• [Quoted passage]:
The other thing I get from this combination is that Rafael is reiterating the fact that I need to accept the fact that I have actually moved to Pittsburgh. Just getting those words out of my mouth just now was extremely difficult. HOW? I can reap this harvest by seeing  this as an opportunity to learn how to not be so resistant to change. This card also says that the angel course as well as the other courses I've been looking at taking will be a very good idea. This is such a beautiful version of this card! She looks almost like a burlesque dancer. Will be interesting to see how that plays in the future since the burlesque community is in New Orleans.



Michael's share – my harvest with creativity and career/Wands - Ace of W, what a wonderful card! I love that she has a fox on this card. So many possibilities for creative expansion and new opportunities that will encourage me! HOW? Dare to dream dammit! By boldly going after the things that speak to my heart and not thinking of them as unrealistic or fantasies!

• [Dataset excerpt]:
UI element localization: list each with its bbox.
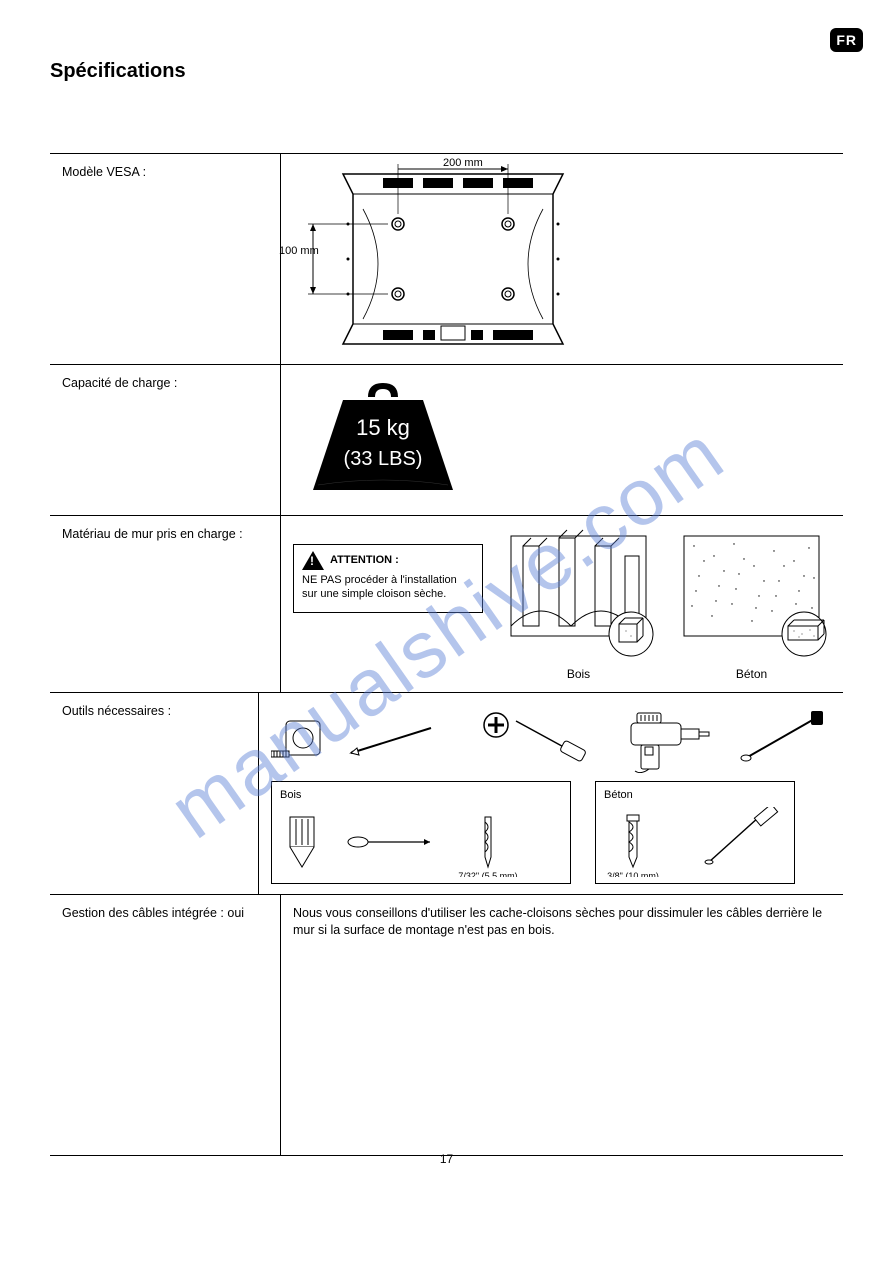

• [The tasks]:
- A) In the tarot reading, what animal appears on the Ace of Wands card?
- B) Write out the part of the tarot reading that opens with the words containing "The other thing" and closes with "in New Orleans.".

• [Solved problems]:
- A) A fox.

- B)
The other thing I get from this combination is that Rafael is reiterating the fact that I need to accept the fact that I have actually moved to Pittsburgh. Just getting those words out of my mouth just now was extremely difficult. HOW? I can reap this harvest by seeing  this as an opportunity to learn how to not be so resistant to change. This card also says that the angel course as well as the other courses I've been looking at taking will be a very good idea. This is such a beautiful version of this card! She looks almost like a burlesque dancer. Will be interesting to see how that plays in the future since the burlesque community is in New Orleans.